### [Listed entries]

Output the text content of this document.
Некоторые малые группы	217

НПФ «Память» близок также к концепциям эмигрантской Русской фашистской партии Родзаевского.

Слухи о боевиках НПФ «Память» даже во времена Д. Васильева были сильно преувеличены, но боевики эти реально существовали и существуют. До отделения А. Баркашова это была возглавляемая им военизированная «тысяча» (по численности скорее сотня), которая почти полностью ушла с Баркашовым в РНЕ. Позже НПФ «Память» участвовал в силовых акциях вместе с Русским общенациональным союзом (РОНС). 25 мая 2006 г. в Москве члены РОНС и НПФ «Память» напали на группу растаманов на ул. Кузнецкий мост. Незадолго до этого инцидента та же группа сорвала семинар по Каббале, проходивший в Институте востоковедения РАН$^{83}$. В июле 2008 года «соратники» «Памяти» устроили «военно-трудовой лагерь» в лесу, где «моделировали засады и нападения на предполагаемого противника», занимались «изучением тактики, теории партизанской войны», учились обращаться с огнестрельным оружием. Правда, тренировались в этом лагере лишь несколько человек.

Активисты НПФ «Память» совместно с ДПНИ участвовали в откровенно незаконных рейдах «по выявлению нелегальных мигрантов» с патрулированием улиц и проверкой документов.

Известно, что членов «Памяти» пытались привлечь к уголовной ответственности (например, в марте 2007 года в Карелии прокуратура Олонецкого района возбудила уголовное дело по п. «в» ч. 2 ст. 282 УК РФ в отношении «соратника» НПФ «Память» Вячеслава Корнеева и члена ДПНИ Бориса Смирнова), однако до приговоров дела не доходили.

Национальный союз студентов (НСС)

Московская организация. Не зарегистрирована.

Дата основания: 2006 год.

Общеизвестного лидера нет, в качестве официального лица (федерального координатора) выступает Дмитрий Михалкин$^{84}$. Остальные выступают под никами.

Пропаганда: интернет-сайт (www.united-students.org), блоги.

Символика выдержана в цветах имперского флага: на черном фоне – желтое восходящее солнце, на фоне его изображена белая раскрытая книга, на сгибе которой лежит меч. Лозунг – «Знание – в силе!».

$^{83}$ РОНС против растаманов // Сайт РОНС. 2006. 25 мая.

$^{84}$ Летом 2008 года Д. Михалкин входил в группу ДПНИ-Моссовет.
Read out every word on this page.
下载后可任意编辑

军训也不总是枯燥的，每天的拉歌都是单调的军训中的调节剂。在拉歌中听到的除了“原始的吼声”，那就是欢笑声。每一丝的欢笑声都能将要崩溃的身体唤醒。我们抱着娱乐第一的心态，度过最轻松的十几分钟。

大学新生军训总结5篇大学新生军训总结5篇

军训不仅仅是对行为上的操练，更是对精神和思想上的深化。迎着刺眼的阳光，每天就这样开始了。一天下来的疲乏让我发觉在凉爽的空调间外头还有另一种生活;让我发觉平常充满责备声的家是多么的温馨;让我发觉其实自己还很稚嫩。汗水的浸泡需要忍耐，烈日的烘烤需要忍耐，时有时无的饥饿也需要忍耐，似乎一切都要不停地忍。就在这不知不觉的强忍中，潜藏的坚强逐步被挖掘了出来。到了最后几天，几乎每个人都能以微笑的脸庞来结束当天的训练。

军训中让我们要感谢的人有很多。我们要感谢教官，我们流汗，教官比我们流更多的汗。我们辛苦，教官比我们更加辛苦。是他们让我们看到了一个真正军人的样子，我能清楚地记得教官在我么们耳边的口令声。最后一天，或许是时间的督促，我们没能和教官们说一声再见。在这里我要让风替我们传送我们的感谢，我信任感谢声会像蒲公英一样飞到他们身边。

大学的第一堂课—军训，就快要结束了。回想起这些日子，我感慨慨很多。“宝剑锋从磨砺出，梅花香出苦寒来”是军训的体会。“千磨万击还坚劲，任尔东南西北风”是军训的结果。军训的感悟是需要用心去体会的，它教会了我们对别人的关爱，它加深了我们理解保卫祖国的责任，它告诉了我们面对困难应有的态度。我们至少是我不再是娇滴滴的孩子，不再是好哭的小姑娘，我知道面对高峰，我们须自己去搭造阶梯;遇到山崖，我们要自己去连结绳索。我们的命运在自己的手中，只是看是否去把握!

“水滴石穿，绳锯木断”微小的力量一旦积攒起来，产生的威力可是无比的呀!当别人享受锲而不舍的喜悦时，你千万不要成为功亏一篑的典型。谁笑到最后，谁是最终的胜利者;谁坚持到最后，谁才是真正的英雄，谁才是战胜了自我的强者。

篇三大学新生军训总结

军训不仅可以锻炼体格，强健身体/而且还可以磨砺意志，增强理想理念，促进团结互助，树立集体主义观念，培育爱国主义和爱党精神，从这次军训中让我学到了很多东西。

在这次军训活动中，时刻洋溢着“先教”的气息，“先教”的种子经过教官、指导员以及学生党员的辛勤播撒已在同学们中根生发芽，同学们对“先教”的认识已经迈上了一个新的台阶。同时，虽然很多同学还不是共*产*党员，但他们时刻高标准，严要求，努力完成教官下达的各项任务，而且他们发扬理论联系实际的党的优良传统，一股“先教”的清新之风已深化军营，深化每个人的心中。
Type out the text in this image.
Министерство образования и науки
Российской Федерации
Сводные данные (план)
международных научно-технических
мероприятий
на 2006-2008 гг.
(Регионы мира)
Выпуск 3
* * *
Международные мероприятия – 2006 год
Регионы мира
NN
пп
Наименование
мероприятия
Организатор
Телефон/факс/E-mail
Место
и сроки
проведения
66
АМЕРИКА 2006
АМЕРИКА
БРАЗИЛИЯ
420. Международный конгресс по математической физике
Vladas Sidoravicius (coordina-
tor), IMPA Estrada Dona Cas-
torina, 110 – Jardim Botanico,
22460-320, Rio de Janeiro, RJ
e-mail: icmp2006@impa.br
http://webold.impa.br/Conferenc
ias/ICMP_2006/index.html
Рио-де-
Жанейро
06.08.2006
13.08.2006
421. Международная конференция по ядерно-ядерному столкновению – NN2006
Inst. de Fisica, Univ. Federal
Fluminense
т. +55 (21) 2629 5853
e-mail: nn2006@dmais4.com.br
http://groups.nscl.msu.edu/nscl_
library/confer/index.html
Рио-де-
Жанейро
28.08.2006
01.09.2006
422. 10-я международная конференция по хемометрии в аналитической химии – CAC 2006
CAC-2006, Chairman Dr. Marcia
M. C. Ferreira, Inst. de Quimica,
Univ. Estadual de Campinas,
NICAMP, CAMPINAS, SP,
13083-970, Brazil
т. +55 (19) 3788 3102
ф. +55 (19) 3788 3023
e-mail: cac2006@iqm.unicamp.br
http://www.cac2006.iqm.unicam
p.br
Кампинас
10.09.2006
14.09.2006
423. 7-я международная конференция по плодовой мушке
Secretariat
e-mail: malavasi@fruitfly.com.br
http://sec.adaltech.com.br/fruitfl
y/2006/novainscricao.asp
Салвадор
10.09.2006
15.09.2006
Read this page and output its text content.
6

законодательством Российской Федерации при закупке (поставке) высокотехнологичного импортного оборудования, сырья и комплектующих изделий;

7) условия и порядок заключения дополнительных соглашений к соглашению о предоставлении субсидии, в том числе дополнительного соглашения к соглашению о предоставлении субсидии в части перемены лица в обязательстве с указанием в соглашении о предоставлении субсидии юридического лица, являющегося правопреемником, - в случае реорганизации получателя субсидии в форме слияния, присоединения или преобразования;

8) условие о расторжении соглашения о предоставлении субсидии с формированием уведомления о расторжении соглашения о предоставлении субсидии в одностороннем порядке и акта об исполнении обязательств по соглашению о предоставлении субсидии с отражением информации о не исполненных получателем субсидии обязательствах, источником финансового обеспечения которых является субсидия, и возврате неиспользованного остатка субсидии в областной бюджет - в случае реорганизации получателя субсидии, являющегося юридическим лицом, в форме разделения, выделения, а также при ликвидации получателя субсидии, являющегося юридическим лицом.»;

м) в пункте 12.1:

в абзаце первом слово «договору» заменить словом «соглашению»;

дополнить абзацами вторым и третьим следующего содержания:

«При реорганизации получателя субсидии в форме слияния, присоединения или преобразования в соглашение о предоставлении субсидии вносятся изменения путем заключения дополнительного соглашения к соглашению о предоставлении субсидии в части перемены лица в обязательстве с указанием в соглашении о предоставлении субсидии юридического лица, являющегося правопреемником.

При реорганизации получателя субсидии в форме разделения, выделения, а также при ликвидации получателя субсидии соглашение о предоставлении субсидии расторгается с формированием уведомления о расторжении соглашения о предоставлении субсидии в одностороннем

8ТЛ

### [Work to do]
State the count of lines with the word "Российской" in them, and write nothing else.

### [Output for this exercise]
2